§ Text segment:
-- Opening Marker --

Ingenuity Quotes - page 3
A great many individuals ever since the rise of the mathematical method, have, each for himself, attacked its direct and indirect consequences. ...I shall call each of these persons a paradoxer, and his system a paradox. I use the word in the old sense: ...something which is apart from general opinion, either in subject-matter, method, or conclusion. ...Thus in the sixteenth century many spoke of the earth's motion as the paradox of Copernicus, who held the ingenuity of that theory in very high esteem, and some, I think, who even inclined towards it. In the seventeenth century, the depravation of meaning took place... Phillips says paradox is "a thing which seemeth strange"-here is the old meaning...-"and absurd, and is contrary to common opinion," which is an addition due to his own time.
Augustus De Morgan
The ill-success of the projects of misdirected ingenuity has very naturally the effect of driving those men of practical skill, who, though without scientific knowledge, possess prudence and common sense, to the opposite extreme of caution, and of inducing them to avoid all experiments, and to confine themselves to the careful copying of successful existing structures and machines; a course which, although it avoids risk, would, if generally followed, stop the progress of all improvement. A similar course has sometimes... been adopted by men possessed of scientific as well as practical skill: such men having, in certain cases, from deference to popular prejudice, or from a dread of being reputed us theorists, considered it advisable to adopt the worse and customary design for a work in preference to a better but unusual design.
William John Macquorn Rankine
It is in the nature of a teenager to want to destroy. The destructive impulse is universal among children of all ages, rises to a peak of vividness, ingenuity and fascination in adolescence, and thereafter never entirely goes away. Violence and hatred, and the fear of our own inability to control them in ourselves, are a fundamental part of our birthright, along with altruism, creativity, tenderness, pity and love. It therefore requires an immense act of hypocrisy to stigmatize our young adults and teenagers as agents of deviance and disorder. It requires a policy of dishonesty about and blindness to our own histories, as a species, as a nation, and as individuals who were troubled as teenagers, and who will always be troubled, by the same dark impulses. It also requires that favorite tool of the hypocritical, dishonest and fearful: the suppression of constitutional rights.

-- Closing Marker --

§ Material shown:
-- Opening Marker --

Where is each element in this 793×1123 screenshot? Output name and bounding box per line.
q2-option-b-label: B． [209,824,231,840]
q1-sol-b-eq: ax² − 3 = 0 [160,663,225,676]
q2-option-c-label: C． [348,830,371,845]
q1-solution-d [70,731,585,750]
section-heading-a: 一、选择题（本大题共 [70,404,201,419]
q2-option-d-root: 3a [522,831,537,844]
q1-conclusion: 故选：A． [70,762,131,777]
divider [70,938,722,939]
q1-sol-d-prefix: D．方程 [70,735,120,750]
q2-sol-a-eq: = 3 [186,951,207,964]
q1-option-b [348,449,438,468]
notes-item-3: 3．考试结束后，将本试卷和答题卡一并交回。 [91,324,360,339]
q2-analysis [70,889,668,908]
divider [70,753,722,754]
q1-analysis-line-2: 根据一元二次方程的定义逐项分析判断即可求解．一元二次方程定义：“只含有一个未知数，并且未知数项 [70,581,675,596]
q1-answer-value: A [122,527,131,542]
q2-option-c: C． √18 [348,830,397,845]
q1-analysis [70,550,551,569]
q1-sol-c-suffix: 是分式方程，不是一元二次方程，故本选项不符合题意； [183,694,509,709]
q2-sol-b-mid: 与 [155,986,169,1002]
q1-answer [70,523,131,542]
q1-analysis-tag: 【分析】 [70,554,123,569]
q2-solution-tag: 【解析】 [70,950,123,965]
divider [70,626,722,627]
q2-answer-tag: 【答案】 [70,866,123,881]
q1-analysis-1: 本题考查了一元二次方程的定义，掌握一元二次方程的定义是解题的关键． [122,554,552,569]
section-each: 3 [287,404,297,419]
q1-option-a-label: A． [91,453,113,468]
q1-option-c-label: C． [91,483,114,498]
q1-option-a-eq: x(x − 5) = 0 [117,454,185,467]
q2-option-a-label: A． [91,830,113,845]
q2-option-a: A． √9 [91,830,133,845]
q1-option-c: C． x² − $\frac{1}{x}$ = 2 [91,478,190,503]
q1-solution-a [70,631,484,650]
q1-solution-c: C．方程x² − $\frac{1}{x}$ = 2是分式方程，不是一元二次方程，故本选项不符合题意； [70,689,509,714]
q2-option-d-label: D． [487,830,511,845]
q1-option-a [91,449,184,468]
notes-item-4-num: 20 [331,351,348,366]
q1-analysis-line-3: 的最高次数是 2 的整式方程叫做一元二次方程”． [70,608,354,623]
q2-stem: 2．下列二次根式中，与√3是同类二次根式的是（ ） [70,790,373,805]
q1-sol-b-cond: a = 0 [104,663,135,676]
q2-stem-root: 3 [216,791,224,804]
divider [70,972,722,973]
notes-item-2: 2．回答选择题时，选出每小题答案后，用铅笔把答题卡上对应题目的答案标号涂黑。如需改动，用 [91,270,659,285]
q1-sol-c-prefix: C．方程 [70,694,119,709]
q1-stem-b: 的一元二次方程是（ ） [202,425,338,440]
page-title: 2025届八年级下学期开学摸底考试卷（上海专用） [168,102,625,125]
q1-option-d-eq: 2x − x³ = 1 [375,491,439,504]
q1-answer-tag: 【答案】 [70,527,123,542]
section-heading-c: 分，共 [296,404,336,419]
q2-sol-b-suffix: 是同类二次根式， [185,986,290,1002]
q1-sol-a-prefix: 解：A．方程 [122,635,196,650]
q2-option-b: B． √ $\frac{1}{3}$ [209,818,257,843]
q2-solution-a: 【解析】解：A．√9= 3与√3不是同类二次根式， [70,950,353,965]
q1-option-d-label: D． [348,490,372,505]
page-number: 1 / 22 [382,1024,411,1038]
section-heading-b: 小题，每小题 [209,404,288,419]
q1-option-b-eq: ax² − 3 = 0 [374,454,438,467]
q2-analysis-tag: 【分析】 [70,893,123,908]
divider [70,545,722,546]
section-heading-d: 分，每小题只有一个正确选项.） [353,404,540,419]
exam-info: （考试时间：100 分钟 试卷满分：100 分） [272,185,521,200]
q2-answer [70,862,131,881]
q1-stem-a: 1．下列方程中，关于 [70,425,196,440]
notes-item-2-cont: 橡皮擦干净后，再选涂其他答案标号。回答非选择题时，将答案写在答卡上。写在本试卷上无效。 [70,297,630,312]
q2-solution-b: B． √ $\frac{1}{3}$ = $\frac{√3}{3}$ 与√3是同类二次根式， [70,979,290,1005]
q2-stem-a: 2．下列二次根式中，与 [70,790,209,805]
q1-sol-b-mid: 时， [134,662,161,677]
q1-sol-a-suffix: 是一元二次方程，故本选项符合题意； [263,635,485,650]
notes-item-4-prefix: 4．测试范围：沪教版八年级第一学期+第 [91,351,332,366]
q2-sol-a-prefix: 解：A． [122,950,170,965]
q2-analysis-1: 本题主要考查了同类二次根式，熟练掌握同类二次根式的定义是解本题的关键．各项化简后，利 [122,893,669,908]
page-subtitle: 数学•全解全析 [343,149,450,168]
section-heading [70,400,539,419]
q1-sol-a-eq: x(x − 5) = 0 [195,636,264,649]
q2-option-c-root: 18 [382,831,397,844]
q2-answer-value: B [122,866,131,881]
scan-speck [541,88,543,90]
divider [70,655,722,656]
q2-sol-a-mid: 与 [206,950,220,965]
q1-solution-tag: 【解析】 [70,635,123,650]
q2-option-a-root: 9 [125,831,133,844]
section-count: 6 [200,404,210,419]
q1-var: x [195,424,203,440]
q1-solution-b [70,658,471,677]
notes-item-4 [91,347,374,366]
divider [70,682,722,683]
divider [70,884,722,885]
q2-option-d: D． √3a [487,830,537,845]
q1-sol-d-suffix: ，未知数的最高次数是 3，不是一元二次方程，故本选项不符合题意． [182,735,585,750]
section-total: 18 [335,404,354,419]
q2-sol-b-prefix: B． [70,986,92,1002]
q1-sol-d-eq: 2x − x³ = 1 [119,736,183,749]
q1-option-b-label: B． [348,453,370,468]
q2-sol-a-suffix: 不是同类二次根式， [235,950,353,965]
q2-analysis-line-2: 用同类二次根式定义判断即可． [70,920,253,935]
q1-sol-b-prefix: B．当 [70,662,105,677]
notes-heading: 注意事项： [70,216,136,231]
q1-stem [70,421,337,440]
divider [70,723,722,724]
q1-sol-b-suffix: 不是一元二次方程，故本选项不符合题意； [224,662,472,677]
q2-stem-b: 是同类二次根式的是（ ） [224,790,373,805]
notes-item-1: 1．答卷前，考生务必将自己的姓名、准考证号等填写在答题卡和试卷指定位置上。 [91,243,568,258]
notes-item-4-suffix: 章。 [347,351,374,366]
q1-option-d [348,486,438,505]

-- Closing Marker --

In the ingenuity quotes page, reproduce the passage between "Augustus De Morgan" and "but unusual design.", inclusive, replacing "misdirected" with "misguided".

Augustus De Morgan
The ill-success of the projects of misguided ingenuity has very naturally the effect of driving those men of practical skill, who, though without scientific knowledge, possess prudence and common sense, to the opposite extreme of caution, and of inducing them to avoid all experiments, and to confine themselves to the careful copying of successful existing structures and machines; a course which, although it avoids risk, would, if generally followed, stop the progress of all improvement. A similar course has sometimes... been adopted by men possessed of scientific as well as practical skill: such men having, in certain cases, from deference to popular prejudice, or from a dread of being reputed us theorists, considered it advisable to adopt the worse and customary design for a work in preference to a better but unusual design.